- _Your instructions_:
What you write must be the listing below in full, word for word, minus its pictures.

- _Material supplied_:
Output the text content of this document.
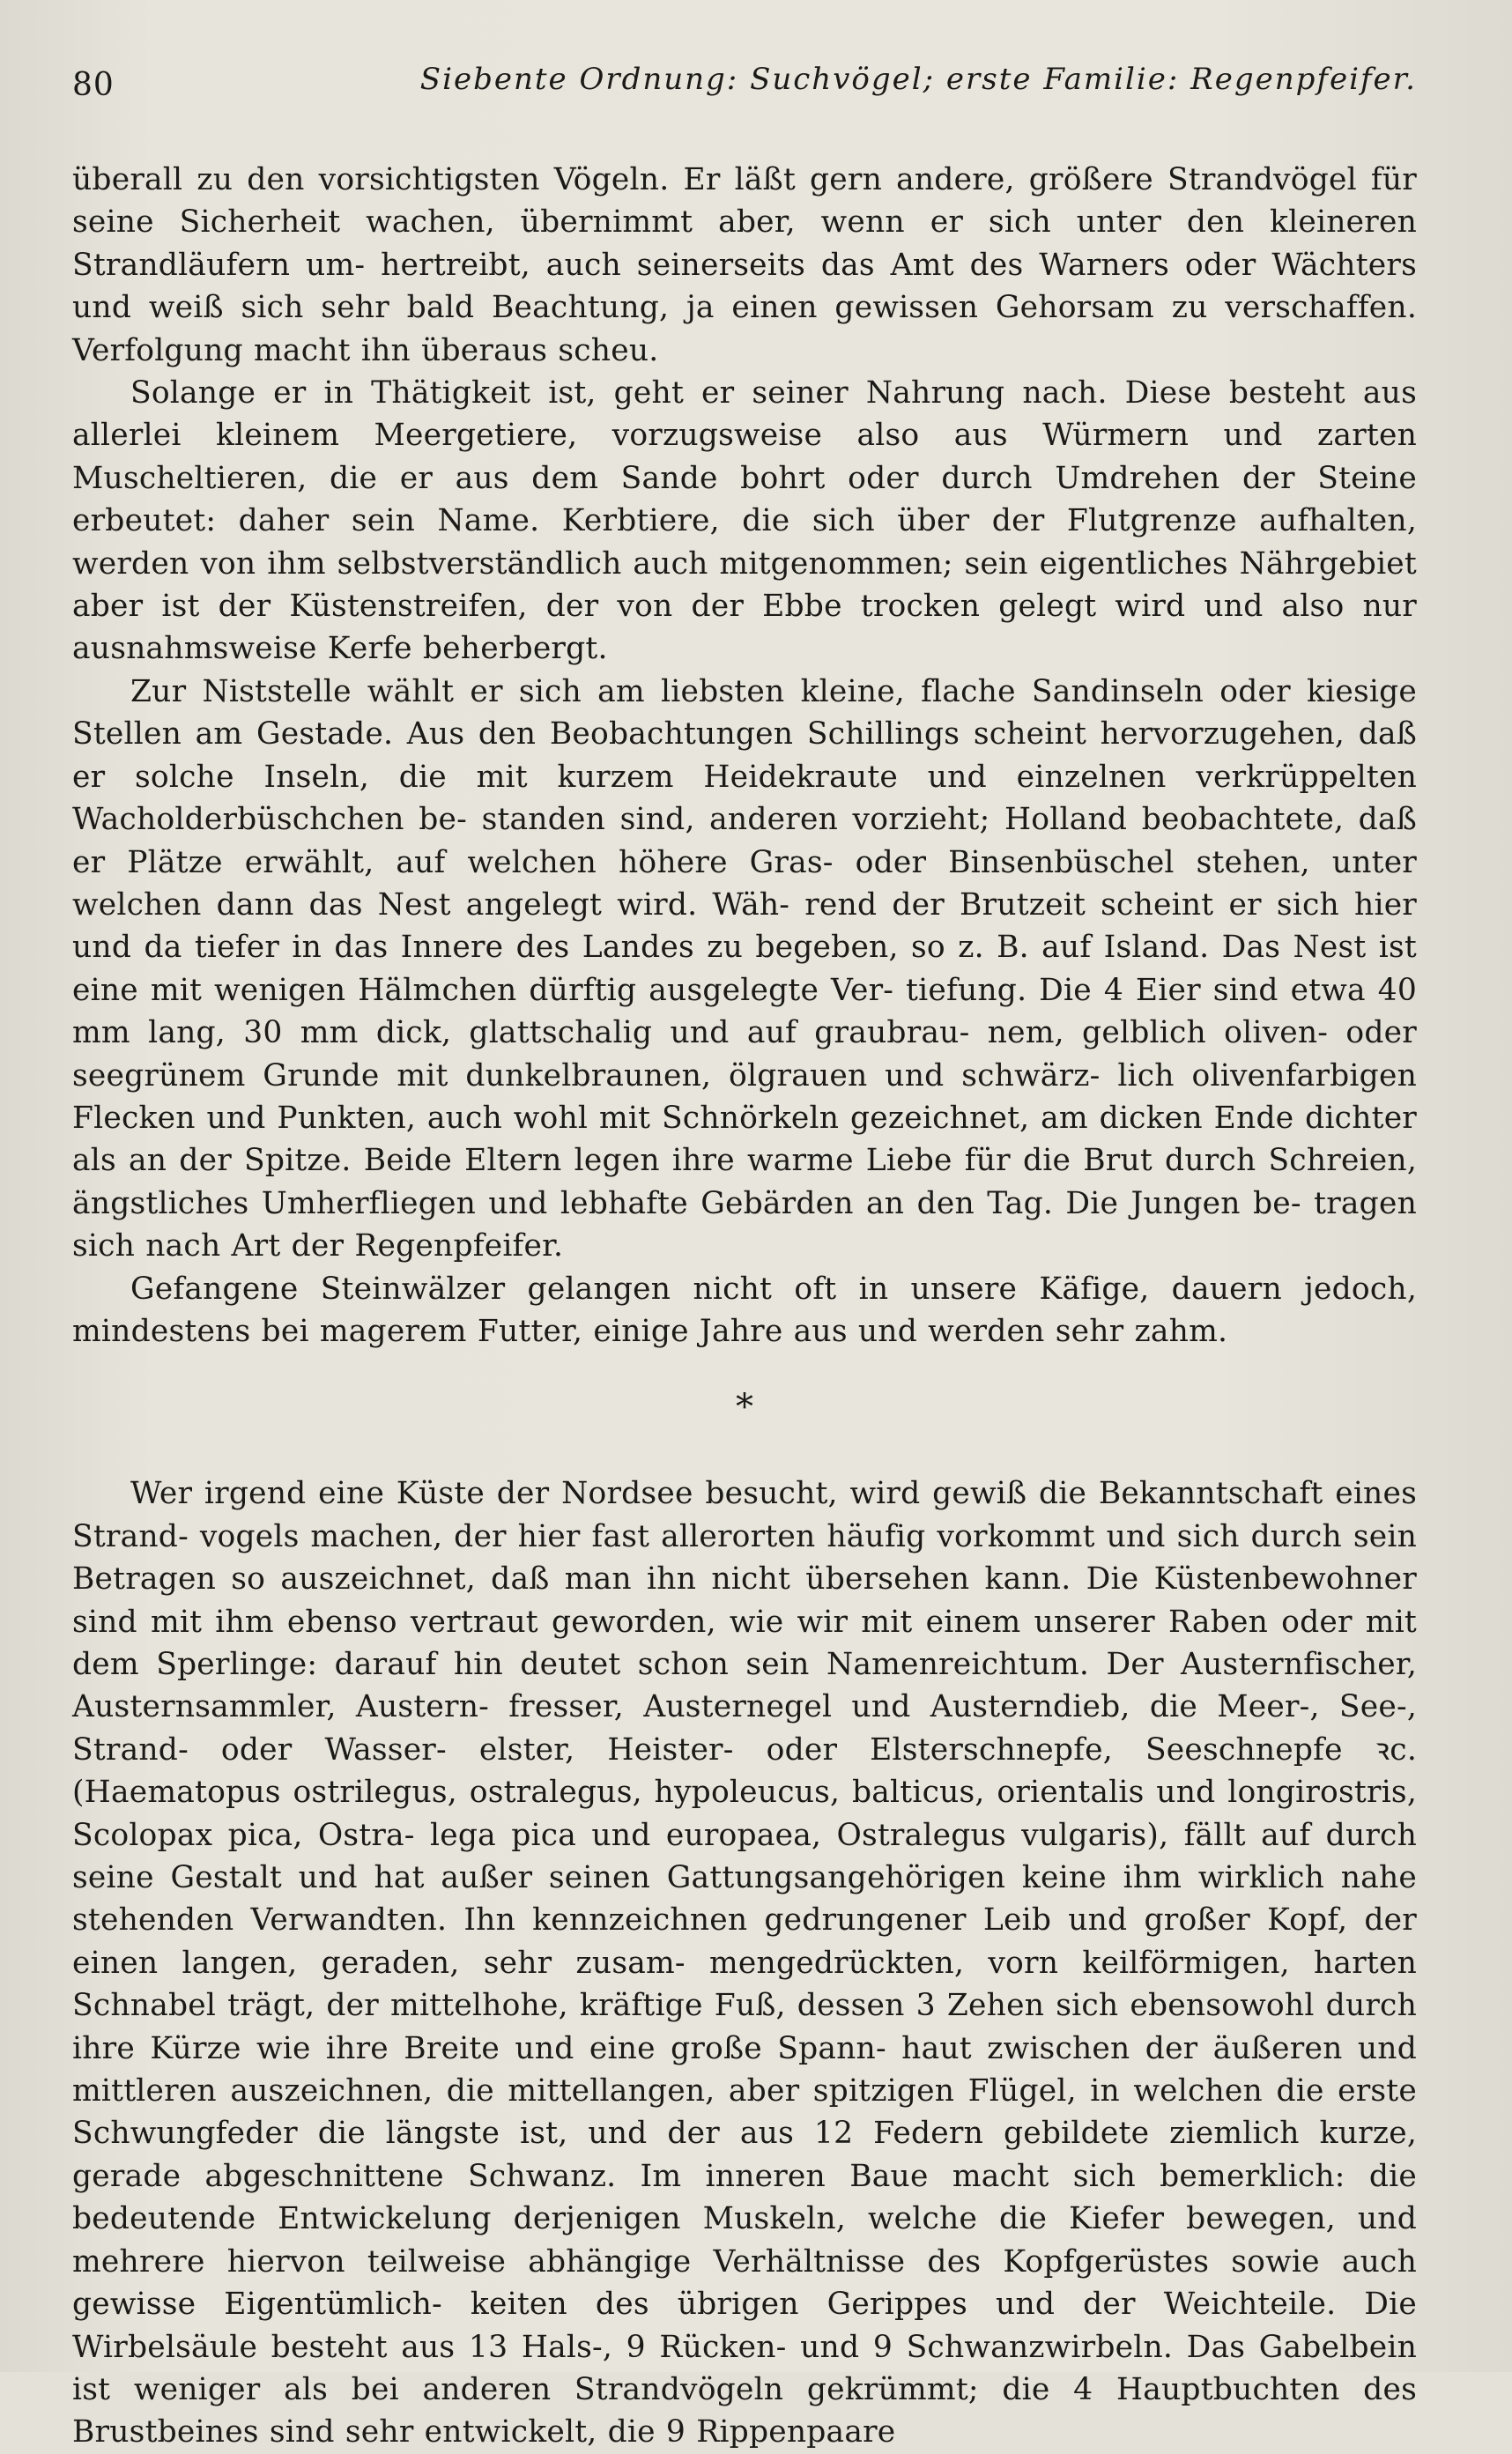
80	Siebente Ordnung: Suchvögel; erste Familie: Regenpfeifer.

überall zu den vorsichtigsten Vögeln. Er läßt gern andere, größere Strandvögel für seine Sicherheit wachen, übernimmt aber, wenn er sich unter den kleineren Strandläufern um- hertreibt, auch seinerseits das Amt des Warners oder Wächters und weiß sich sehr bald Beachtung, ja einen gewissen Gehorsam zu verschaffen. Verfolgung macht ihn überaus scheu.

Solange er in Thätigkeit ist, geht er seiner Nahrung nach. Diese besteht aus allerlei kleinem Meergetiere, vorzugsweise also aus Würmern und zarten Muscheltieren, die er aus dem Sande bohrt oder durch Umdrehen der Steine erbeutet: daher sein Name. Kerbtiere, die sich über der Flutgrenze aufhalten, werden von ihm selbstverständlich auch mitgenommen; sein eigentliches Nährgebiet aber ist der Küstenstreifen, der von der Ebbe trocken gelegt wird und also nur ausnahmsweise Kerfe beherbergt.

Zur Niststelle wählt er sich am liebsten kleine, flache Sandinseln oder kiesige Stellen am Gestade. Aus den Beobachtungen Schillings scheint hervorzugehen, daß er solche Inseln, die mit kurzem Heidekraute und einzelnen verkrüppelten Wacholderbüschchen be- standen sind, anderen vorzieht; Holland beobachtete, daß er Plätze erwählt, auf welchen höhere Gras- oder Binsenbüschel stehen, unter welchen dann das Nest angelegt wird. Wäh- rend der Brutzeit scheint er sich hier und da tiefer in das Innere des Landes zu begeben, so z. B. auf Island. Das Nest ist eine mit wenigen Hälmchen dürftig ausgelegte Ver- tiefung. Die 4 Eier sind etwa 40 mm lang, 30 mm dick, glattschalig und auf graubrau- nem, gelblich oliven- oder seegrünem Grunde mit dunkelbraunen, ölgrauen und schwärz- lich olivenfarbigen Flecken und Punkten, auch wohl mit Schnörkeln gezeichnet, am dicken Ende dichter als an der Spitze. Beide Eltern legen ihre warme Liebe für die Brut durch Schreien, ängstliches Umherfliegen und lebhafte Gebärden an den Tag. Die Jungen be- tragen sich nach Art der Regenpfeifer.

Gefangene Steinwälzer gelangen nicht oft in unsere Käfige, dauern jedoch, mindestens bei magerem Futter, einige Jahre aus und werden sehr zahm.

*

Wer irgend eine Küste der Nordsee besucht, wird gewiß die Bekanntschaft eines Strand- vogels machen, der hier fast allerorten häufig vorkommt und sich durch sein Betragen so auszeichnet, daß man ihn nicht übersehen kann. Die Küstenbewohner sind mit ihm ebenso vertraut geworden, wie wir mit einem unserer Raben oder mit dem Sperlinge: darauf hin deutet schon sein Namenreichtum. Der Austernfischer, Austernsammler, Austern- fresser, Austernegel und Austerndieb, die Meer-, See-, Strand- oder Wasser- elster, Heister- oder Elsterschnepfe, Seeschnepfe ꝛc. (Haematopus ostrilegus, ostralegus, hypoleucus, balticus, orientalis und longirostris, Scolopax pica, Ostra- lega pica und europaea, Ostralegus vulgaris), fällt auf durch seine Gestalt und hat außer seinen Gattungsangehörigen keine ihm wirklich nahe stehenden Verwandten. Ihn kennzeichnen gedrungener Leib und großer Kopf, der einen langen, geraden, sehr zusam- mengedrückten, vorn keilförmigen, harten Schnabel trägt, der mittelhohe, kräftige Fuß, dessen 3 Zehen sich ebensowohl durch ihre Kürze wie ihre Breite und eine große Spann- haut zwischen der äußeren und mittleren auszeichnen, die mittellangen, aber spitzigen Flügel, in welchen die erste Schwungfeder die längste ist, und der aus 12 Federn gebildete ziemlich kurze, gerade abgeschnittene Schwanz. Im inneren Baue macht sich bemerklich: die bedeutende Entwickelung derjenigen Muskeln, welche die Kiefer bewegen, und mehrere hiervon teilweise abhängige Verhältnisse des Kopfgerüstes sowie auch gewisse Eigentümlich- keiten des übrigen Gerippes und der Weichteile. Die Wirbelsäule besteht aus 13 Hals-, 9 Rücken- und 9 Schwanzwirbeln. Das Gabelbein ist weniger als bei anderen Strandvögeln gekrümmt; die 4 Hauptbuchten des Brustbeines sind sehr entwickelt, die 9 Rippenpaare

- _Result_:
Output the text content of this document.
80	Siebente Ordnung: Suchvögel; erste Familie: Regenpfeifer.

überall zu den vorsichtigsten Vögeln. Er läßt gern andere, größere Strandvögel für seine Sicherheit wachen, übernimmt aber, wenn er sich unter den kleineren Strandläufern um- hertreibt, auch seinerseits das Amt des Warners oder Wächters und weiß sich sehr bald Beachtung, ja einen gewissen Gehorsam zu verschaffen. Verfolgung macht ihn überaus scheu.

Solange er in Thätigkeit ist, geht er seiner Nahrung nach. Diese besteht aus allerlei kleinem Meergetiere, vorzugsweise also aus Würmern und zarten Muscheltieren, die er aus dem Sande bohrt oder durch Umdrehen der Steine erbeutet: daher sein Name. Kerbtiere, die sich über der Flutgrenze aufhalten, werden von ihm selbstverständlich auch mitgenommen; sein eigentliches Nährgebiet aber ist der Küstenstreifen, der von der Ebbe trocken gelegt wird und also nur ausnahmsweise Kerfe beherbergt.

Zur Niststelle wählt er sich am liebsten kleine, flache Sandinseln oder kiesige Stellen am Gestade. Aus den Beobachtungen Schillings scheint hervorzugehen, daß er solche Inseln, die mit kurzem Heidekraute und einzelnen verkrüppelten Wacholderbüschchen be- standen sind, anderen vorzieht; Holland beobachtete, daß er Plätze erwählt, auf welchen höhere Gras- oder Binsenbüschel stehen, unter welchen dann das Nest angelegt wird. Wäh- rend der Brutzeit scheint er sich hier und da tiefer in das Innere des Landes zu begeben, so z. B. auf Island. Das Nest ist eine mit wenigen Hälmchen dürftig ausgelegte Ver- tiefung. Die 4 Eier sind etwa 40 mm lang, 30 mm dick, glattschalig und auf graubrau- nem, gelblich oliven- oder seegrünem Grunde mit dunkelbraunen, ölgrauen und schwärz- lich olivenfarbigen Flecken und Punkten, auch wohl mit Schnörkeln gezeichnet, am dicken Ende dichter als an der Spitze. Beide Eltern legen ihre warme Liebe für die Brut durch Schreien, ängstliches Umherfliegen und lebhafte Gebärden an den Tag. Die Jungen be- tragen sich nach Art der Regenpfeifer.

Gefangene Steinwälzer gelangen nicht oft in unsere Käfige, dauern jedoch, mindestens bei magerem Futter, einige Jahre aus und werden sehr zahm.

*

Wer irgend eine Küste der Nordsee besucht, wird gewiß die Bekanntschaft eines Strand- vogels machen, der hier fast allerorten häufig vorkommt und sich durch sein Betragen so auszeichnet, daß man ihn nicht übersehen kann. Die Küstenbewohner sind mit ihm ebenso vertraut geworden, wie wir mit einem unserer Raben oder mit dem Sperlinge: darauf hin deutet schon sein Namenreichtum. Der Austernfischer, Austernsammler, Austern- fresser, Austernegel und Austerndieb, die Meer-, See-, Strand- oder Wasser- elster, Heister- oder Elsterschnepfe, Seeschnepfe ꝛc. (Haematopus ostrilegus, ostralegus, hypoleucus, balticus, orientalis und longirostris, Scolopax pica, Ostra- lega pica und europaea, Ostralegus vulgaris), fällt auf durch seine Gestalt und hat außer seinen Gattungsangehörigen keine ihm wirklich nahe stehenden Verwandten. Ihn kennzeichnen gedrungener Leib und großer Kopf, der einen langen, geraden, sehr zusam- mengedrückten, vorn keilförmigen, harten Schnabel trägt, der mittelhohe, kräftige Fuß, dessen 3 Zehen sich ebensowohl durch ihre Kürze wie ihre Breite und eine große Spann- haut zwischen der äußeren und mittleren auszeichnen, die mittellangen, aber spitzigen Flügel, in welchen die erste Schwungfeder die längste ist, und der aus 12 Federn gebildete ziemlich kurze, gerade abgeschnittene Schwanz. Im inneren Baue macht sich bemerklich: die bedeutende Entwickelung derjenigen Muskeln, welche die Kiefer bewegen, und mehrere hiervon teilweise abhängige Verhältnisse des Kopfgerüstes sowie auch gewisse Eigentümlich- keiten des übrigen Gerippes und der Weichteile. Die Wirbelsäule besteht aus 13 Hals-, 9 Rücken- und 9 Schwanzwirbeln. Das Gabelbein ist weniger als bei anderen Strandvögeln gekrümmt; die 4 Hauptbuchten des Brustbeines sind sehr entwickelt, die 9 Rippenpaare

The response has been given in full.